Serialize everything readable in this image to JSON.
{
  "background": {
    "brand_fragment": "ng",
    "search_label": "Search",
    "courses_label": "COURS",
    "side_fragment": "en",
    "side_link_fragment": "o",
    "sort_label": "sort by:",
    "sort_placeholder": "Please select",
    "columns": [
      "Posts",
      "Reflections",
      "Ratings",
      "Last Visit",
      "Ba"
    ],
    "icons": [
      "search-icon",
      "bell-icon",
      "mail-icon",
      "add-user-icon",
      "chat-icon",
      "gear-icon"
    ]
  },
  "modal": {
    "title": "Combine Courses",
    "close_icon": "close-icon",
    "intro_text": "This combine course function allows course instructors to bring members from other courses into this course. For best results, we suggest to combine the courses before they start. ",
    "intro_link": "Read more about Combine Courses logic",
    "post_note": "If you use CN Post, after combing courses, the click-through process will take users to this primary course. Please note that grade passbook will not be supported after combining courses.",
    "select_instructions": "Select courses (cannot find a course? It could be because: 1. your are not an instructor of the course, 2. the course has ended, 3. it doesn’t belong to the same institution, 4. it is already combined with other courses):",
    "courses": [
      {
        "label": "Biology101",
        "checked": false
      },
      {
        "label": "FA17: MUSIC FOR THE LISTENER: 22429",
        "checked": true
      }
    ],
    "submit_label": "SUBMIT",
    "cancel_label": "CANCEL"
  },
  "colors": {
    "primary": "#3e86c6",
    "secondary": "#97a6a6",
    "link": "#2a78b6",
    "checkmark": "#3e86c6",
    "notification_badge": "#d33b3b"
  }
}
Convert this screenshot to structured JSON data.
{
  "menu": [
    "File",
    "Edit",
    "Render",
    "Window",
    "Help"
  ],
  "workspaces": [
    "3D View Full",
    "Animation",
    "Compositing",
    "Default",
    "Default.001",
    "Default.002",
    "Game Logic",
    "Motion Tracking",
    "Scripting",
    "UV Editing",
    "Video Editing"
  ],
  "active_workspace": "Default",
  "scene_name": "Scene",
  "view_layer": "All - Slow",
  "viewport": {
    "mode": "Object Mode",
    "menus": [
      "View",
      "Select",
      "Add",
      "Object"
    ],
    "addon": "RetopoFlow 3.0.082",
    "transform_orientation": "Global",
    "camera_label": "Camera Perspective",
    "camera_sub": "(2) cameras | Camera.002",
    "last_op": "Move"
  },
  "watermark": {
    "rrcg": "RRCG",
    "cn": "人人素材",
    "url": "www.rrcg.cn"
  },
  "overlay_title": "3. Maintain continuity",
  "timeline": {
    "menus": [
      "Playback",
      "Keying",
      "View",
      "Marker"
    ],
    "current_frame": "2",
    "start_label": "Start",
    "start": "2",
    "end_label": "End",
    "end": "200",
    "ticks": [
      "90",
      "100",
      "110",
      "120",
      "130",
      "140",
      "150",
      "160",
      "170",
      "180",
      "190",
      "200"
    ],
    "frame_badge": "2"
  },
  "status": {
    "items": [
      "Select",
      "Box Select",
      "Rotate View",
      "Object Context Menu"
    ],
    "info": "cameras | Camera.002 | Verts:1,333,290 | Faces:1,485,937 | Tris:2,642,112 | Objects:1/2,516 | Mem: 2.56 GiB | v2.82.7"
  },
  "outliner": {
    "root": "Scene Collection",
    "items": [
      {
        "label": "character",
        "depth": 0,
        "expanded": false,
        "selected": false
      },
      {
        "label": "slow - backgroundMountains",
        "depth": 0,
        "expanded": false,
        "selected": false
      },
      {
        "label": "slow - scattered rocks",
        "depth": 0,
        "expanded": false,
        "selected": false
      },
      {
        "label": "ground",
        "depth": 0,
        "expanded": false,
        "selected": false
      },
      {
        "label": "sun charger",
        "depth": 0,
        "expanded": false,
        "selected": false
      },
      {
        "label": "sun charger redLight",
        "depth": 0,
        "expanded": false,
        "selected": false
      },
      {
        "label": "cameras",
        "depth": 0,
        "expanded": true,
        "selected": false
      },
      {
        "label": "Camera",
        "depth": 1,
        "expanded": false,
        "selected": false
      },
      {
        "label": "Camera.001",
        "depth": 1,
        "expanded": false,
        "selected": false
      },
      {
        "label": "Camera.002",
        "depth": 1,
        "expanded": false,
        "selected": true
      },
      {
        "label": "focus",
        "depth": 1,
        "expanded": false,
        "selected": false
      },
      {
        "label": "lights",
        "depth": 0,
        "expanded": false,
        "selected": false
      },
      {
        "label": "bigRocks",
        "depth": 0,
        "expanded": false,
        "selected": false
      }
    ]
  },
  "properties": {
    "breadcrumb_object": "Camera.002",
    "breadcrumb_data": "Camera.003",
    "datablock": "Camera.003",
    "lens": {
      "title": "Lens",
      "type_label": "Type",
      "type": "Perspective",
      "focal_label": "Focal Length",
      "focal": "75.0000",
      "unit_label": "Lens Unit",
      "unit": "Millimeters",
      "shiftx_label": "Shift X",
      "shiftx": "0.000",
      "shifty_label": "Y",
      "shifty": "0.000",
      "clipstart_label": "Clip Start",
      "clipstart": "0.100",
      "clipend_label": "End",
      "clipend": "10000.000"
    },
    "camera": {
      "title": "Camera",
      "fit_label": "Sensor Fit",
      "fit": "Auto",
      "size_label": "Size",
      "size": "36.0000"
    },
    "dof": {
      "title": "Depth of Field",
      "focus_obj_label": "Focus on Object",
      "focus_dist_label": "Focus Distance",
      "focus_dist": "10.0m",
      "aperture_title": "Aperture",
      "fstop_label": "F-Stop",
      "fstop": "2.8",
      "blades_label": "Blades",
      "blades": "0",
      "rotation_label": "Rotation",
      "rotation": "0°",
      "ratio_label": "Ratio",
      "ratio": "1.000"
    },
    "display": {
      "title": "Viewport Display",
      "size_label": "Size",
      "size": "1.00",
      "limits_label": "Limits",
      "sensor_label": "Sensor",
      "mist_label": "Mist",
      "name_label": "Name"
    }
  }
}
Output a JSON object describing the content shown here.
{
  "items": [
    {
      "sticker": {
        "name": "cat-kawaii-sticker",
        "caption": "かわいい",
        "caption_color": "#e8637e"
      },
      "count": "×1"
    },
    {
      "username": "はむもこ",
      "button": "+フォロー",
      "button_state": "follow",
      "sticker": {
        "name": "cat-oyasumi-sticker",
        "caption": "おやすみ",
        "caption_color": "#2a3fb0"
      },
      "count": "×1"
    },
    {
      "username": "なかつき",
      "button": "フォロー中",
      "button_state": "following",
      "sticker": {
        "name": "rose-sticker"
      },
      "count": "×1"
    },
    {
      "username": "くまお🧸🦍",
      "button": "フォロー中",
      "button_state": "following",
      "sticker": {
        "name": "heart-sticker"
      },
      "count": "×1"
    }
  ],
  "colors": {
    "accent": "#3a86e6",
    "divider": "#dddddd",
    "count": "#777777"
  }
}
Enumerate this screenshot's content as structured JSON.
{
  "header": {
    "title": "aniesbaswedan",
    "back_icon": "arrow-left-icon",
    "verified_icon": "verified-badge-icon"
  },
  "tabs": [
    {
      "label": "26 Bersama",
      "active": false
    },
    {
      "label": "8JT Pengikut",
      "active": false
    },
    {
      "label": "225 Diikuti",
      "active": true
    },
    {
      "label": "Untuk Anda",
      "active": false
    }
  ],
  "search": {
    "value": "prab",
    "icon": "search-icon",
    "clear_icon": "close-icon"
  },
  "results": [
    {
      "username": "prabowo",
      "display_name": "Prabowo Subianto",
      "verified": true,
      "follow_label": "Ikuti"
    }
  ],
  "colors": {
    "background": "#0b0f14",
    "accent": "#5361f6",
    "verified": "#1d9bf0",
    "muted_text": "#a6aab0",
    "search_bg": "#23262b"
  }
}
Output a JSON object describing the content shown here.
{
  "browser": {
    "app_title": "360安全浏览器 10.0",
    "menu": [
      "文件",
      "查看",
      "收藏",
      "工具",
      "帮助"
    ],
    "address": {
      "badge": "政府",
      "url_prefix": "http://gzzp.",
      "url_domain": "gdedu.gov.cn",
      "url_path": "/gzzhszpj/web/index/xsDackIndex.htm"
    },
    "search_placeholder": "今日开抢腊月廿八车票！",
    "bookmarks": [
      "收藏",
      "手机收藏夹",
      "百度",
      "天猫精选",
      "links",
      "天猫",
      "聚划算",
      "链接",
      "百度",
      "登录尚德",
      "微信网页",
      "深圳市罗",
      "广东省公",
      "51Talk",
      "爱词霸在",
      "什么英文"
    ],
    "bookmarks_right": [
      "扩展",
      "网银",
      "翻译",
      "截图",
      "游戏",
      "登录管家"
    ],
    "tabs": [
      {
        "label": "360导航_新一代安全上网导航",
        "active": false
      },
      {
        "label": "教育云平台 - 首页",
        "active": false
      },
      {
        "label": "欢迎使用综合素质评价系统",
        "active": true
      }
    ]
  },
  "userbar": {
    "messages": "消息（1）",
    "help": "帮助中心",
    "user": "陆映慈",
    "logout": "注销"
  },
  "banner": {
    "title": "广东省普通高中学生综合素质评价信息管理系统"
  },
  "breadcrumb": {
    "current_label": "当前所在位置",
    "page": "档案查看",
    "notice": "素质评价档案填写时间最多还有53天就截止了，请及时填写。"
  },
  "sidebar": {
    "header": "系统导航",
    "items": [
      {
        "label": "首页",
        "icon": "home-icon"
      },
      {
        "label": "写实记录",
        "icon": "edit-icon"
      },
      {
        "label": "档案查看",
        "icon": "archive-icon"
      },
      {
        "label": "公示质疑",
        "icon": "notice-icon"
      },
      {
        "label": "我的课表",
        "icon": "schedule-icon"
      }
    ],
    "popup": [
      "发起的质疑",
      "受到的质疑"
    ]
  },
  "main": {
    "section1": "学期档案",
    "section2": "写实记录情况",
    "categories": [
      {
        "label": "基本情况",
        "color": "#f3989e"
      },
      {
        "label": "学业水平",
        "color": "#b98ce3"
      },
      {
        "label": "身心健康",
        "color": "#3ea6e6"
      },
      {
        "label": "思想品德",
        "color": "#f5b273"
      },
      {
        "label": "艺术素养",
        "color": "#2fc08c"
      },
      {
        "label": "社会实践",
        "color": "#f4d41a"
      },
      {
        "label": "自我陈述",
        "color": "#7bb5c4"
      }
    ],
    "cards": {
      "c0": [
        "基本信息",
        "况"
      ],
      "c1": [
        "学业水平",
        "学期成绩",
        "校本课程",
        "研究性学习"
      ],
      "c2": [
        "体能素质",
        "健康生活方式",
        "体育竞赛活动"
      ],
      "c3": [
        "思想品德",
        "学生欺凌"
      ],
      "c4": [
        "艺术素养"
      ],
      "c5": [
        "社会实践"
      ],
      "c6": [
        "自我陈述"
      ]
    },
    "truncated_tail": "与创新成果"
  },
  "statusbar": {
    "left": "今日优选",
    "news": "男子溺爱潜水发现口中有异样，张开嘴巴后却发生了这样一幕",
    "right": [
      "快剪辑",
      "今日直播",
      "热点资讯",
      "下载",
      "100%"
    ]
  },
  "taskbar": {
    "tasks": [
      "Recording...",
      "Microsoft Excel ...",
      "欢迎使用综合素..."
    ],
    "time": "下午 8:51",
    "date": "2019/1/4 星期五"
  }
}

> **WRITTEN EXERCISE**: Gather each line that holds "primary".

> **TASK SOLUTION**:
    "post_note": "If you use CN Post, after combing courses, the click-through process will take users to this primary course. Please note that grade passbook will not be supported after combining courses.",
    "primary": "#3e86c6",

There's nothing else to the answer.